> **Work instructions**: Copy out the data below verbatim.

> **Collected data entries**:

----------------------------------------

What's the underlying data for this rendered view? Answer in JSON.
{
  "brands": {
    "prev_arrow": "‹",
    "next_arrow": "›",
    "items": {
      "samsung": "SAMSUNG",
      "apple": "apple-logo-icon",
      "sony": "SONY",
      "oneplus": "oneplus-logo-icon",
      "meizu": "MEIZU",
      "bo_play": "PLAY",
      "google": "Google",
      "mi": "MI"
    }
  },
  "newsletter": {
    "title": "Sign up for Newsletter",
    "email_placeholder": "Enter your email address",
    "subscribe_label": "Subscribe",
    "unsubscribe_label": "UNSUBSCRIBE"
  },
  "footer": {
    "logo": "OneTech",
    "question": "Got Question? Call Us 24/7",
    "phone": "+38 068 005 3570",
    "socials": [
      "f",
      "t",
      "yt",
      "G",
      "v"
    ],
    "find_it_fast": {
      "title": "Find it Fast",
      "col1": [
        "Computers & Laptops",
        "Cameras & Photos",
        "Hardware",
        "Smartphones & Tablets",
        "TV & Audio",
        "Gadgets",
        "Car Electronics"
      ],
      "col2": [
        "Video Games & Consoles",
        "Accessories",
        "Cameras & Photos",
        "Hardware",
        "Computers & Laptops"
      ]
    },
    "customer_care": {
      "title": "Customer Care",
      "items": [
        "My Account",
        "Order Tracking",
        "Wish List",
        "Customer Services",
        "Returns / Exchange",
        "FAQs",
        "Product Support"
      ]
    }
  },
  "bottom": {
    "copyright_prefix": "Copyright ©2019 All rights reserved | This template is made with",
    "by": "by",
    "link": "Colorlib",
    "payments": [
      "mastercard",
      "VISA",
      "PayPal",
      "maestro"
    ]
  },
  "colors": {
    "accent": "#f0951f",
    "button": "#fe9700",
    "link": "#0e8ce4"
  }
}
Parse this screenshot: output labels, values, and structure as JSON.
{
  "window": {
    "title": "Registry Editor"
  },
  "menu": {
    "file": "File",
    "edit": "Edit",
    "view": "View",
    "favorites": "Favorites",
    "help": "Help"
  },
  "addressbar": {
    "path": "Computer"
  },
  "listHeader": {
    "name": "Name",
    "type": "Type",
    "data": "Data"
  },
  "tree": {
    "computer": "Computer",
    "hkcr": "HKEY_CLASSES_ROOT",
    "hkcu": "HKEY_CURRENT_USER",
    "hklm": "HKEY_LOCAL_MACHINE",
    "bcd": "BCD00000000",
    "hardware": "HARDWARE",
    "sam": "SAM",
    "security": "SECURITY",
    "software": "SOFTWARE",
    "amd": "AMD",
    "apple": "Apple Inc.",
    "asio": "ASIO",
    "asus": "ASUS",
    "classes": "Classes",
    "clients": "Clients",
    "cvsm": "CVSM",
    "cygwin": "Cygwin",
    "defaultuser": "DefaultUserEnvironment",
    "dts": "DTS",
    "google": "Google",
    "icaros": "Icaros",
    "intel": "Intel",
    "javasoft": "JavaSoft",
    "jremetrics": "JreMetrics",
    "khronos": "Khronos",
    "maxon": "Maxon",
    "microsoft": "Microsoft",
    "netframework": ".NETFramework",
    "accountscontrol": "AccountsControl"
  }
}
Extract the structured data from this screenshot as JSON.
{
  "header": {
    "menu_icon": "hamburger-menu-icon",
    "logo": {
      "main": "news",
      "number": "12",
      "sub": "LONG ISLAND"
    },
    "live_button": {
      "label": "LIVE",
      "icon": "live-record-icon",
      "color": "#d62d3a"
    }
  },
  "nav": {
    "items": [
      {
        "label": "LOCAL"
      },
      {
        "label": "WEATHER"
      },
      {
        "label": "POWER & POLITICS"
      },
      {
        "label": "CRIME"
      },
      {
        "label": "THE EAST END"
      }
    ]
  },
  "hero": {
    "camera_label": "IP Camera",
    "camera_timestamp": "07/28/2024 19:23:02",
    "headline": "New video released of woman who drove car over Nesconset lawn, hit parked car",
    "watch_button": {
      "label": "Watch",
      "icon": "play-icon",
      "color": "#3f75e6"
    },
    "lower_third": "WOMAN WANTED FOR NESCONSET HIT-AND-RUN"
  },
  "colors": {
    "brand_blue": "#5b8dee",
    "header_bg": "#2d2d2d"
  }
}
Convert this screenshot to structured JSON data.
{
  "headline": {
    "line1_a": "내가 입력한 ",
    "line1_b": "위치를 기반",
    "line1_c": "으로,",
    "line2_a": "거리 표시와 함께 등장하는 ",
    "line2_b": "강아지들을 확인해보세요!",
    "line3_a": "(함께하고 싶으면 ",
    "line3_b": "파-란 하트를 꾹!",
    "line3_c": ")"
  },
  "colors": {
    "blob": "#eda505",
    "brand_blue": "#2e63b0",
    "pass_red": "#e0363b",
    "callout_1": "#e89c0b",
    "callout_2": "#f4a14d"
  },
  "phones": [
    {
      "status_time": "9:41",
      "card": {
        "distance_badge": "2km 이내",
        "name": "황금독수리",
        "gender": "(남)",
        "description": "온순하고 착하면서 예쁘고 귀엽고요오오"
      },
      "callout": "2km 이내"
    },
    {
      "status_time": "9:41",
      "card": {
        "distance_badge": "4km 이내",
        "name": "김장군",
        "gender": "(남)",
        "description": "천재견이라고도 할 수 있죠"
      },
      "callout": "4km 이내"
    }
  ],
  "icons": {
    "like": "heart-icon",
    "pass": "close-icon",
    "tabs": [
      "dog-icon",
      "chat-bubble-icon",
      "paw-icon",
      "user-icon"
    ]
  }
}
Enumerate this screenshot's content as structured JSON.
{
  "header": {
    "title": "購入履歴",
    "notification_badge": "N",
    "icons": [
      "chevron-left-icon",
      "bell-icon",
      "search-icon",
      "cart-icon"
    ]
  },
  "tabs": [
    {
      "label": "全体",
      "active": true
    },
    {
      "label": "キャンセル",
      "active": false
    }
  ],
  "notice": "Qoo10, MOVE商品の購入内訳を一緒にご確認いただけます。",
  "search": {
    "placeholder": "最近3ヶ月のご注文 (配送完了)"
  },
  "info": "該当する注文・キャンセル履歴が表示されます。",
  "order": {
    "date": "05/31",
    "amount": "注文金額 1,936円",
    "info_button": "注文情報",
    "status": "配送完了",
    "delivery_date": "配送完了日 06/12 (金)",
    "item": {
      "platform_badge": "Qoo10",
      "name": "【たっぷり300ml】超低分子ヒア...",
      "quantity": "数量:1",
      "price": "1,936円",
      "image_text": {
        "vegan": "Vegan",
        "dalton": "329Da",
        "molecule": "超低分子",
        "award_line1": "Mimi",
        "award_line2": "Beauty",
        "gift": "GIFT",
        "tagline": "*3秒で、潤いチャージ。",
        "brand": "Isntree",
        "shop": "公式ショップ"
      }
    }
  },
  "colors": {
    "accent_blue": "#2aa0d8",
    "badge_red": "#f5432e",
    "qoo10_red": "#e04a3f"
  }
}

----------------------------------------

> **Exercise answer**:
What's the underlying data for this rendered view? Answer in JSON.
{
  "brands": {
    "prev_arrow": "‹",
    "next_arrow": "›",
    "items": {
      "samsung": "SAMSUNG",
      "apple": "apple-logo-icon",
      "sony": "SONY",
      "oneplus": "oneplus-logo-icon",
      "meizu": "MEIZU",
      "bo_play": "PLAY",
      "google": "Google",
      "mi": "MI"
    }
  },
  "newsletter": {
    "title": "Sign up for Newsletter",
    "email_placeholder": "Enter your email address",
    "subscribe_label": "Subscribe",
    "unsubscribe_label": "UNSUBSCRIBE"
  },
  "footer": {
    "logo": "OneTech",
    "question": "Got Question? Call Us 24/7",
    "phone": "+38 068 005 3570",
    "socials": [
      "f",
      "t",
      "yt",
      "G",
      "v"
    ],
    "find_it_fast": {
      "title": "Find it Fast",
      "col1": [
        "Computers & Laptops",
        "Cameras & Photos",
        "Hardware",
        "Smartphones & Tablets",
        "TV & Audio",
        "Gadgets",
        "Car Electronics"
      ],
      "col2": [
        "Video Games & Consoles",
        "Accessories",
        "Cameras & Photos",
        "Hardware",
        "Computers & Laptops"
      ]
    },
    "customer_care": {
      "title": "Customer Care",
      "items": [
        "My Account",
        "Order Tracking",
        "Wish List",
        "Customer Services",
        "Returns / Exchange",
        "FAQs",
        "Product Support"
      ]
    }
  },
  "bottom": {
    "copyright_prefix": "Copyright ©2019 All rights reserved | This template is made with",
    "by": "by",
    "link": "Colorlib",
    "payments": [
      "mastercard",
      "VISA",
      "PayPal",
      "maestro"
    ]
  },
  "colors": {
    "accent": "#f0951f",
    "button": "#fe9700",
    "link": "#0e8ce4"
  }
}
Parse this screenshot: output labels, values, and structure as JSON.
{
  "window": {
    "title": "Registry Editor"
  },
  "menu": {
    "file": "File",
    "edit": "Edit",
    "view": "View",
    "favorites": "Favorites",
    "help": "Help"
  },
  "addressbar": {
    "path": "Computer"
  },
  "listHeader": {
    "name": "Name",
    "type": "Type",
    "data": "Data"
  },
  "tree": {
    "computer": "Computer",
    "hkcr": "HKEY_CLASSES_ROOT",
    "hkcu": "HKEY_CURRENT_USER",
    "hklm": "HKEY_LOCAL_MACHINE",
    "bcd": "BCD00000000",
    "hardware": "HARDWARE",
    "sam": "SAM",
    "security": "SECURITY",
    "software": "SOFTWARE",
    "amd": "AMD",
    "apple": "Apple Inc.",
    "asio": "ASIO",
    "asus": "ASUS",
    "classes": "Classes",
    "clients": "Clients",
    "cvsm": "CVSM",
    "cygwin": "Cygwin",
    "defaultuser": "DefaultUserEnvironment",
    "dts": "DTS",
    "google": "Google",
    "icaros": "Icaros",
    "intel": "Intel",
    "javasoft": "JavaSoft",
    "jremetrics": "JreMetrics",
    "khronos": "Khronos",
    "maxon": "Maxon",
    "microsoft": "Microsoft",
    "netframework": ".NETFramework",
    "accountscontrol": "AccountsControl"
  }
}
Extract the structured data from this screenshot as JSON.
{
  "header": {
    "menu_icon": "hamburger-menu-icon",
    "logo": {
      "main": "news",
      "number": "12",
      "sub": "LONG ISLAND"
    },
    "live_button": {
      "label": "LIVE",
      "icon": "live-record-icon",
      "color": "#d62d3a"
    }
  },
  "nav": {
    "items": [
      {
        "label": "LOCAL"
      },
      {
        "label": "WEATHER"
      },
      {
        "label": "POWER & POLITICS"
      },
      {
        "label": "CRIME"
      },
      {
        "label": "THE EAST END"
      }
    ]
  },
  "hero": {
    "camera_label": "IP Camera",
    "camera_timestamp": "07/28/2024 19:23:02",
    "headline": "New video released of woman who drove car over Nesconset lawn, hit parked car",
    "watch_button": {
      "label": "Watch",
      "icon": "play-icon",
      "color": "#3f75e6"
    },
    "lower_third": "WOMAN WANTED FOR NESCONSET HIT-AND-RUN"
  },
  "colors": {
    "brand_blue": "#5b8dee",
    "header_bg": "#2d2d2d"
  }
}
Convert this screenshot to structured JSON data.
{
  "headline": {
    "line1_a": "내가 입력한 ",
    "line1_b": "위치를 기반",
    "line1_c": "으로,",
    "line2_a": "거리 표시와 함께 등장하는 ",
    "line2_b": "강아지들을 확인해보세요!",
    "line3_a": "(함께하고 싶으면 ",
    "line3_b": "파-란 하트를 꾹!",
    "line3_c": ")"
  },
  "colors": {
    "blob": "#eda505",
    "brand_blue": "#2e63b0",
    "pass_red": "#e0363b",
    "callout_1": "#e89c0b",
    "callout_2": "#f4a14d"
  },
  "phones": [
    {
      "status_time": "9:41",
      "card": {
        "distance_badge": "2km 이내",
        "name": "황금독수리",
        "gender": "(남)",
        "description": "온순하고 착하면서 예쁘고 귀엽고요오오"
      },
      "callout": "2km 이내"
    },
    {
      "status_time": "9:41",
      "card": {
        "distance_badge": "4km 이내",
        "name": "김장군",
        "gender": "(남)",
        "description": "천재견이라고도 할 수 있죠"
      },
      "callout": "4km 이내"
    }
  ],
  "icons": {
    "like": "heart-icon",
    "pass": "close-icon",
    "tabs": [
      "dog-icon",
      "chat-bubble-icon",
      "paw-icon",
      "user-icon"
    ]
  }
}
Enumerate this screenshot's content as structured JSON.
{
  "header": {
    "title": "購入履歴",
    "notification_badge": "N",
    "icons": [
      "chevron-left-icon",
      "bell-icon",
      "search-icon",
      "cart-icon"
    ]
  },
  "tabs": [
    {
      "label": "全体",
      "active": true
    },
    {
      "label": "キャンセル",
      "active": false
    }
  ],
  "notice": "Qoo10, MOVE商品の購入内訳を一緒にご確認いただけます。",
  "search": {
    "placeholder": "最近3ヶ月のご注文 (配送完了)"
  },
  "info": "該当する注文・キャンセル履歴が表示されます。",
  "order": {
    "date": "05/31",
    "amount": "注文金額 1,936円",
    "info_button": "注文情報",
    "status": "配送完了",
    "delivery_date": "配送完了日 06/12 (金)",
    "item": {
      "platform_badge": "Qoo10",
      "name": "【たっぷり300ml】超低分子ヒア...",
      "quantity": "数量:1",
      "price": "1,936円",
      "image_text": {
        "vegan": "Vegan",
        "dalton": "329Da",
        "molecule": "超低分子",
        "award_line1": "Mimi",
        "award_line2": "Beauty",
        "gift": "GIFT",
        "tagline": "*3秒で、潤いチャージ。",
        "brand": "Isntree",
        "shop": "公式ショップ"
      }
    }
  },
  "colors": {
    "accent_blue": "#2aa0d8",
    "badge_red": "#f5432e",
    "qoo10_red": "#e04a3f"
  }
}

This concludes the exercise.